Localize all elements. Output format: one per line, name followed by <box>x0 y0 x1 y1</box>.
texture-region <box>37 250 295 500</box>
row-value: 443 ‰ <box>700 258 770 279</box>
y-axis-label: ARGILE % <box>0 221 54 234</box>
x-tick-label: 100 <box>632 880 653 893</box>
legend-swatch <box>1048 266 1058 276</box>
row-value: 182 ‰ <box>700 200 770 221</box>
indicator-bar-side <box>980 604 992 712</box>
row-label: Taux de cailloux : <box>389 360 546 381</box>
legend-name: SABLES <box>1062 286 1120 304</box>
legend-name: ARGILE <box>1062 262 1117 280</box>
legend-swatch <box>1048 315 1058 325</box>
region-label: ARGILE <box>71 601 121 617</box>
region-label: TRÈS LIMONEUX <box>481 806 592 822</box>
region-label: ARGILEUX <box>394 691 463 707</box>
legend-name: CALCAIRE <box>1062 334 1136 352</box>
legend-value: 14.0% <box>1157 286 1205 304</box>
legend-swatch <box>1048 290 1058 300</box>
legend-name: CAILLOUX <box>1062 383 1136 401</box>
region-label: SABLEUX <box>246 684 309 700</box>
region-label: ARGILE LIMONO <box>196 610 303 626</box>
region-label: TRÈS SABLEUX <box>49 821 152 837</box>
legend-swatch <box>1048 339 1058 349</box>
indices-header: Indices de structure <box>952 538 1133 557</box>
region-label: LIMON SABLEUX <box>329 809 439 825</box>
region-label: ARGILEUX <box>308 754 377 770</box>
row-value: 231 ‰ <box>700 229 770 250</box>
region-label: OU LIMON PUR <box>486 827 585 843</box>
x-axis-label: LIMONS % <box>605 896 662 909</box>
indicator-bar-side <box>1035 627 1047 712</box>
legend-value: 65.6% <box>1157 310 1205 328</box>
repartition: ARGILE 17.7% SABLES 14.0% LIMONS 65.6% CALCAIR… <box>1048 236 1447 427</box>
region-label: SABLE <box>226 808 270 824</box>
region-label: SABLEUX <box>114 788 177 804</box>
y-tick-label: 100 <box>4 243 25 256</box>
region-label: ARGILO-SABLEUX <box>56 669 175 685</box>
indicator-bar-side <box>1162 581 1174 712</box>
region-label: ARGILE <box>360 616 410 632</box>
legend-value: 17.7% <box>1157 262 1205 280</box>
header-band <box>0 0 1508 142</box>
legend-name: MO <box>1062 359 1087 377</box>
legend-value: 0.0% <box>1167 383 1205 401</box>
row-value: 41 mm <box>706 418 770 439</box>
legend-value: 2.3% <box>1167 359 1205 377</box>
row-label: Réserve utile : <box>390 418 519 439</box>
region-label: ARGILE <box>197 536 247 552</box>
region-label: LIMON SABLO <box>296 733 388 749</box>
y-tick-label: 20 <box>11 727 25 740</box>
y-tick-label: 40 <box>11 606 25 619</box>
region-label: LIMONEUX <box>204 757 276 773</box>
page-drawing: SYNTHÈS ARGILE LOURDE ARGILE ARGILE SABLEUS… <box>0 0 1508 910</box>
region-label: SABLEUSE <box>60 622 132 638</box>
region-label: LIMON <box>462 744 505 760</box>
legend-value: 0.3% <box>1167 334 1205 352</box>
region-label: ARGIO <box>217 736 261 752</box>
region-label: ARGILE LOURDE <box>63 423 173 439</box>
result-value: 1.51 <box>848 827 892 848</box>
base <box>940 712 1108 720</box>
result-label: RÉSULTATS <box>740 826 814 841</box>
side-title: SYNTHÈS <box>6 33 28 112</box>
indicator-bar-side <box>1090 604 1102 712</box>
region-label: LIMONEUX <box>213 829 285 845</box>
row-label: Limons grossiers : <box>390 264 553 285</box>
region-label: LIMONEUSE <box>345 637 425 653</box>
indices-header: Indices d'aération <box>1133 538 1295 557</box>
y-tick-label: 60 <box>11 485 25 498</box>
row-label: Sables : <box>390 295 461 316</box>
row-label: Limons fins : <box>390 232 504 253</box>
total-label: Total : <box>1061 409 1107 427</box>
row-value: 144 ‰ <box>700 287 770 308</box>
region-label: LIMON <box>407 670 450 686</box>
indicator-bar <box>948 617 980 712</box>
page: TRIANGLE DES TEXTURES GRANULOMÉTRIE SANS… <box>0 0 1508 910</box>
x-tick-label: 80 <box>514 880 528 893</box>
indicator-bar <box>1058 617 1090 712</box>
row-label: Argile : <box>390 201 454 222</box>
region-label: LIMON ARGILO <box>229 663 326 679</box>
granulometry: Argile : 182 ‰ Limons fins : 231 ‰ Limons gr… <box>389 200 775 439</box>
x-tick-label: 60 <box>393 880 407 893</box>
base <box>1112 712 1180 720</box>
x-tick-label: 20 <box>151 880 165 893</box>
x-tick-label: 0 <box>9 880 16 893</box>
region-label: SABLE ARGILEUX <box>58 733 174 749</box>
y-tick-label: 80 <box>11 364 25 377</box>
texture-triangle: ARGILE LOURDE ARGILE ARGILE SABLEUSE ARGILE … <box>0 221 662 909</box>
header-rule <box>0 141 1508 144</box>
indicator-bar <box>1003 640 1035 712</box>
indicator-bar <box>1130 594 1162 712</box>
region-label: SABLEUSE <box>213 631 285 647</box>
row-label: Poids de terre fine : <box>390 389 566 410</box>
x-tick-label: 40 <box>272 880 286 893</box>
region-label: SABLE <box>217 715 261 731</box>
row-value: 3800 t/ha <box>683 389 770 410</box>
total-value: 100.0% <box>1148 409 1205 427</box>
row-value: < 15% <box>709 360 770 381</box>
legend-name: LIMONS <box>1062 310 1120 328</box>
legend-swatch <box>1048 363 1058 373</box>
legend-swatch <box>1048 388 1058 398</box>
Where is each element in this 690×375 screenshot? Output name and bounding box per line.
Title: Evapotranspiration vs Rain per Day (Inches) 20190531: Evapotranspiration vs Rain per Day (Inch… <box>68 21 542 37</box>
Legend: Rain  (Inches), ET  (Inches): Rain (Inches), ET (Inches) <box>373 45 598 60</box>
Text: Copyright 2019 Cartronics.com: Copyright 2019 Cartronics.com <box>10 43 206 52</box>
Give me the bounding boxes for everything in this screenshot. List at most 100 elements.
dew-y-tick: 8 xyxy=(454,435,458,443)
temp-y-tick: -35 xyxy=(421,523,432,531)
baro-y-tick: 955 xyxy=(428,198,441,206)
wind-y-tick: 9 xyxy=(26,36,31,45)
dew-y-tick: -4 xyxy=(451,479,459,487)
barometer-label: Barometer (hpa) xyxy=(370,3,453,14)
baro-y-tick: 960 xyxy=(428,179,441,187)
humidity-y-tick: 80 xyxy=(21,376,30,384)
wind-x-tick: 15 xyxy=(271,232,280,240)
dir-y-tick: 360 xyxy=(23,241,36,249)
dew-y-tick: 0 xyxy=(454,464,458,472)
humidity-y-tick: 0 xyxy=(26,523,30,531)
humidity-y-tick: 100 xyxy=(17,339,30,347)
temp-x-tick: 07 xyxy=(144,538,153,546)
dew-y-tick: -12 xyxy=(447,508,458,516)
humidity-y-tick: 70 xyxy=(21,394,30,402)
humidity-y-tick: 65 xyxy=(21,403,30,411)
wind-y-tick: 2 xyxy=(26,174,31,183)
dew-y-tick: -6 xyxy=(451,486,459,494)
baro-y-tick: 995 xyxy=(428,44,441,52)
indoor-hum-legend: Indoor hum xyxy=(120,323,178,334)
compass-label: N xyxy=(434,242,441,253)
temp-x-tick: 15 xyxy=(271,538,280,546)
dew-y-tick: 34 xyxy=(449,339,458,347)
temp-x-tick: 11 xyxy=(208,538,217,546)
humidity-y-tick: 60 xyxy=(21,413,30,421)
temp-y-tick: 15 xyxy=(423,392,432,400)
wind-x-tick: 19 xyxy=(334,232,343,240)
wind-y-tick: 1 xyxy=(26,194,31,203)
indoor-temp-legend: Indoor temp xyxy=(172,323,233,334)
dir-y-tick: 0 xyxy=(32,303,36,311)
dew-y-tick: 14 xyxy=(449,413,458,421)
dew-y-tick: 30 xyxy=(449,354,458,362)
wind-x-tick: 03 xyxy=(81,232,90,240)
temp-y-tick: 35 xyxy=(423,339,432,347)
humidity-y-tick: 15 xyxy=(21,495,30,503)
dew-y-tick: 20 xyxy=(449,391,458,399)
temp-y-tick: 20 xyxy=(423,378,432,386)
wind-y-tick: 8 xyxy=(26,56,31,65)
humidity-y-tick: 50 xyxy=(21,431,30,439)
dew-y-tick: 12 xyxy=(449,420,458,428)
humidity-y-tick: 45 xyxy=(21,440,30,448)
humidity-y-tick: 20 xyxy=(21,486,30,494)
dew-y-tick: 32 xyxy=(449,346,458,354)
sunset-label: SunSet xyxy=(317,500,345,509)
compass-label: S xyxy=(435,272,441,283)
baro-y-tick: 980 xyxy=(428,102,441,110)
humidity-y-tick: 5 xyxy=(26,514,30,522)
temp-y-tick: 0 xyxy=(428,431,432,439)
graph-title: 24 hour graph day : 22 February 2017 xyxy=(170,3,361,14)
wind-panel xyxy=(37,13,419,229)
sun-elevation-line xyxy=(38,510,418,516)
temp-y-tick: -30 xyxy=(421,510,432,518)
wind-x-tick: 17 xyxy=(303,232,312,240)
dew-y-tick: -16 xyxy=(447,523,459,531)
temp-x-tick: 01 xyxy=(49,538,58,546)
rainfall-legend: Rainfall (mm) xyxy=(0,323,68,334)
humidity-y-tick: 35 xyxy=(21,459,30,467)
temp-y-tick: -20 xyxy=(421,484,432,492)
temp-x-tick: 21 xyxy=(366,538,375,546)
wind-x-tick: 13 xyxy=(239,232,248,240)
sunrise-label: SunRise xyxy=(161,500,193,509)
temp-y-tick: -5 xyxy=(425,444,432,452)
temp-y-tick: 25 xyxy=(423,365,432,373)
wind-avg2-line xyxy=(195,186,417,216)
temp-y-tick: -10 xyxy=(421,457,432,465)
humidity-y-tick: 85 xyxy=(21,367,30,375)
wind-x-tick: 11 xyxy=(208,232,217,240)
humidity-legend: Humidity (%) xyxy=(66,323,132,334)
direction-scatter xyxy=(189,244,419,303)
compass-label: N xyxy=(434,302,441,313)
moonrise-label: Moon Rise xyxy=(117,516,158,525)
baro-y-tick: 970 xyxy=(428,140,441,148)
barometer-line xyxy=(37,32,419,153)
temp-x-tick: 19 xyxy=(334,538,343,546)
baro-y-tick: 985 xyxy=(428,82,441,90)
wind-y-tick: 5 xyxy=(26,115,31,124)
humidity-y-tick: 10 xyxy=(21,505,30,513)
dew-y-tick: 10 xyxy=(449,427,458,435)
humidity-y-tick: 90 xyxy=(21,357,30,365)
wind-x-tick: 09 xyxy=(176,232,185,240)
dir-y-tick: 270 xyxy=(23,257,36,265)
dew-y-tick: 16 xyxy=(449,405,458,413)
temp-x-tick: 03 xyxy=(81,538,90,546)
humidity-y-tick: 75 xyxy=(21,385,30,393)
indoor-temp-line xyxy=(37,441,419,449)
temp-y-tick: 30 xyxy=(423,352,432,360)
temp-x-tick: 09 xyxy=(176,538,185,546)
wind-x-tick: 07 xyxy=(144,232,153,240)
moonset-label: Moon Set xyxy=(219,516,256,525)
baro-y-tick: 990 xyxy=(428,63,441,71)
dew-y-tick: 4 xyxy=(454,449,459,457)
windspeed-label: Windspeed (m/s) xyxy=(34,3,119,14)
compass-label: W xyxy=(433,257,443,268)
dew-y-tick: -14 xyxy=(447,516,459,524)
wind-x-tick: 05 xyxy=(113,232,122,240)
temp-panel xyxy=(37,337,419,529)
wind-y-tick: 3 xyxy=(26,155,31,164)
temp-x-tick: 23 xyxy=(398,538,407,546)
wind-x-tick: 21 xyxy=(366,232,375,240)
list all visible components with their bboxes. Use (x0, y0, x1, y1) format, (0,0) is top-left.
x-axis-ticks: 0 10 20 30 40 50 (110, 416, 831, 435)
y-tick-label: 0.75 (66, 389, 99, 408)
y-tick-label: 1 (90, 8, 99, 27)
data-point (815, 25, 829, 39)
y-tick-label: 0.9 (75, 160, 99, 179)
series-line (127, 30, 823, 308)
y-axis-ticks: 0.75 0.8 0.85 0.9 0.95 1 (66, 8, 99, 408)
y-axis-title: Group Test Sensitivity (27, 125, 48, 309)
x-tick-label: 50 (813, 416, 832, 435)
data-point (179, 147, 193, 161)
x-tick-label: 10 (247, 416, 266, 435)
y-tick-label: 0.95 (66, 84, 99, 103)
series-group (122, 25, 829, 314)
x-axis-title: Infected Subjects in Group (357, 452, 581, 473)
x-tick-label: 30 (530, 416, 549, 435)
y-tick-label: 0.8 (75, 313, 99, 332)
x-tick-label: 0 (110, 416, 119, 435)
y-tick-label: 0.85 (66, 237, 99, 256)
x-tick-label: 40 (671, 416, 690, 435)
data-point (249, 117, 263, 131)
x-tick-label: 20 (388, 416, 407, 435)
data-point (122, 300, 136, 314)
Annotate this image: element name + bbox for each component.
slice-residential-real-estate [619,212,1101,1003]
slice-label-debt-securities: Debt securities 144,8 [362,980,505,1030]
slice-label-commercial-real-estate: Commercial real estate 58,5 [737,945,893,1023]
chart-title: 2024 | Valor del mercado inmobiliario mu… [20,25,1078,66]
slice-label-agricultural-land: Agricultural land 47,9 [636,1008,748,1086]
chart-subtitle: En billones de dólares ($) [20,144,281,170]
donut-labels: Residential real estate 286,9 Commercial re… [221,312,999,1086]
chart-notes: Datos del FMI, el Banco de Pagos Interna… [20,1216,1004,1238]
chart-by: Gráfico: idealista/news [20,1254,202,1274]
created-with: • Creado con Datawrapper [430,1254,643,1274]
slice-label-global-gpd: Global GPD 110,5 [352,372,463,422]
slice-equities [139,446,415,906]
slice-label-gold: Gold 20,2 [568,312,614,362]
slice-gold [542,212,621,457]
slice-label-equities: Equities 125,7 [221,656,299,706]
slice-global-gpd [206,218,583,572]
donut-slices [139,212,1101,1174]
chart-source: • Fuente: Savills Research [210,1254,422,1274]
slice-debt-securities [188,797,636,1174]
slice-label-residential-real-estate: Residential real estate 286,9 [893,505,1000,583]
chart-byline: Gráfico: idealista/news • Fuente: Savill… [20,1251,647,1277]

---

**Instruction**
Can you set down the material word for word, starting at its very first line and ending at the line containing "y-tick-label: 100 <box>4 243 25 256</box>", with that line included?

**Result**
Localize all elements. Output format: one per line, name followed by <box>x0 y0 x1 y1</box>.
texture-region <box>37 250 295 500</box>
row-value: 443 ‰ <box>700 258 770 279</box>
y-axis-label: ARGILE % <box>0 221 54 234</box>
x-tick-label: 100 <box>632 880 653 893</box>
legend-swatch <box>1048 266 1058 276</box>
row-value: 182 ‰ <box>700 200 770 221</box>
indicator-bar-side <box>980 604 992 712</box>
row-label: Taux de cailloux : <box>389 360 546 381</box>
legend-name: SABLES <box>1062 286 1120 304</box>
legend-name: ARGILE <box>1062 262 1117 280</box>
legend-swatch <box>1048 315 1058 325</box>
region-label: ARGILE <box>71 601 121 617</box>
region-label: TRÈS LIMONEUX <box>481 806 592 822</box>
region-label: ARGILEUX <box>394 691 463 707</box>
legend-name: CALCAIRE <box>1062 334 1136 352</box>
legend-value: 14.0% <box>1157 286 1205 304</box>
legend-swatch <box>1048 290 1058 300</box>
legend-name: CAILLOUX <box>1062 383 1136 401</box>
region-label: SABLEUX <box>246 684 309 700</box>
region-label: ARGILE LIMONO <box>196 610 303 626</box>
region-label: TRÈS SABLEUX <box>49 821 152 837</box>
legend-swatch <box>1048 339 1058 349</box>
indices-header: Indices de structure <box>952 538 1133 557</box>
region-label: LIMON SABLEUX <box>329 809 439 825</box>
region-label: ARGILEUX <box>308 754 377 770</box>
row-value: 231 ‰ <box>700 229 770 250</box>
region-label: OU LIMON PUR <box>486 827 585 843</box>
x-axis-label: LIMONS % <box>605 896 662 909</box>
indicator-bar-side <box>1035 627 1047 712</box>
legend-value: 65.6% <box>1157 310 1205 328</box>
repartition: ARGILE 17.7% SABLES 14.0% LIMONS 65.6% CALCAIR… <box>1048 236 1447 427</box>
region-label: SABLE <box>226 808 270 824</box>
region-label: SABLEUX <box>114 788 177 804</box>
y-tick-label: 100 <box>4 243 25 256</box>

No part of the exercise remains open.